Stored dataset items
--- Begin ---
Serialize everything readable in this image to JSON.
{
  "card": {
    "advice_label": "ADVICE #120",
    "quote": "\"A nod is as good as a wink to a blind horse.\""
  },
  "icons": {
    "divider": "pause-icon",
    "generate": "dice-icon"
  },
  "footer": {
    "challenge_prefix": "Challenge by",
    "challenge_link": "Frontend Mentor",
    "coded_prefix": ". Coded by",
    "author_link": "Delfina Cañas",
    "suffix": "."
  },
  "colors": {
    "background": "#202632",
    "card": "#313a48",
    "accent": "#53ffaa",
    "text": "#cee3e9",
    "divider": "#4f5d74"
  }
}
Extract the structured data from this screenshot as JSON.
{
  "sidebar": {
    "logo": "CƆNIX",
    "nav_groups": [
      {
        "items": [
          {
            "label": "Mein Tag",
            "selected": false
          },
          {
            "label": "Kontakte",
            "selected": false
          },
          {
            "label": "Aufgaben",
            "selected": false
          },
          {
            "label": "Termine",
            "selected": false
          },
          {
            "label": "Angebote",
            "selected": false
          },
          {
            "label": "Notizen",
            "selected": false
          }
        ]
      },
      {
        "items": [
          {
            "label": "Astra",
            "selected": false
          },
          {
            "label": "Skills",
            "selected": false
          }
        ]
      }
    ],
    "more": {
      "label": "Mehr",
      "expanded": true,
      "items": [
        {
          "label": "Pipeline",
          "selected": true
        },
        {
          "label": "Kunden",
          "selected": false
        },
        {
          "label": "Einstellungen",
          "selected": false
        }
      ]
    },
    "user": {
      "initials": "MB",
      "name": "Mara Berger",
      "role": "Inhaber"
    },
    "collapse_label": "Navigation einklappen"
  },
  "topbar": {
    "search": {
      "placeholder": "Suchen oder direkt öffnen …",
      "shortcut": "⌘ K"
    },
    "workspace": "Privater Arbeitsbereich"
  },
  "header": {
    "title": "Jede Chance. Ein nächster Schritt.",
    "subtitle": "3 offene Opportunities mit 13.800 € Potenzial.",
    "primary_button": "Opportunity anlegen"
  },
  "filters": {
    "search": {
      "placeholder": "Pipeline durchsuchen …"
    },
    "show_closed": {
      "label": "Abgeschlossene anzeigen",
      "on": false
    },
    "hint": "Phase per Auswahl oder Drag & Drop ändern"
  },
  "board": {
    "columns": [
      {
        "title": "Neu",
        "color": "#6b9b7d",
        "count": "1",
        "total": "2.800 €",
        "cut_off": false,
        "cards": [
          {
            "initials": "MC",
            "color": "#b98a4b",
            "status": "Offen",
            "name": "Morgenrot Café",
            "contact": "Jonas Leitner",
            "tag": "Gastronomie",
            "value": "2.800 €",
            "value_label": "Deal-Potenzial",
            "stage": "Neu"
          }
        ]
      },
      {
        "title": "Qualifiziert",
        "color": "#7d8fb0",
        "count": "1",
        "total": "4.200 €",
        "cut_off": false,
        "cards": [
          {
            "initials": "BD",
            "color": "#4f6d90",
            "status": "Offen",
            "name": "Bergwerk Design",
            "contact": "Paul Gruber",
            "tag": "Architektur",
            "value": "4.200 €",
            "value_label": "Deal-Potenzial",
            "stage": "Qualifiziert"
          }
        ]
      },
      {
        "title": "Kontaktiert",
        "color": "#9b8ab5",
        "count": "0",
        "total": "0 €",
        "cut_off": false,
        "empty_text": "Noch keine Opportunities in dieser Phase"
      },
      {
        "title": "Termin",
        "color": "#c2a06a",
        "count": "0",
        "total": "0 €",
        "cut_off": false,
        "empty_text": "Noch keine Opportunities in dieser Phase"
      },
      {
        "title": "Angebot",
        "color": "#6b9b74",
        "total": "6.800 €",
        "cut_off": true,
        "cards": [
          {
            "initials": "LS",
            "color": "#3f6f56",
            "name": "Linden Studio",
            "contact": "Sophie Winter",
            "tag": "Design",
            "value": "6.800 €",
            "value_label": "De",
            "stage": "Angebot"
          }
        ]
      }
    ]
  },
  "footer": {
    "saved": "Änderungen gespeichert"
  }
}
--- End ---
• **Task brief**
State how many lines in the records above contain the word "JSON", and give only that number.

• **Solution below**
2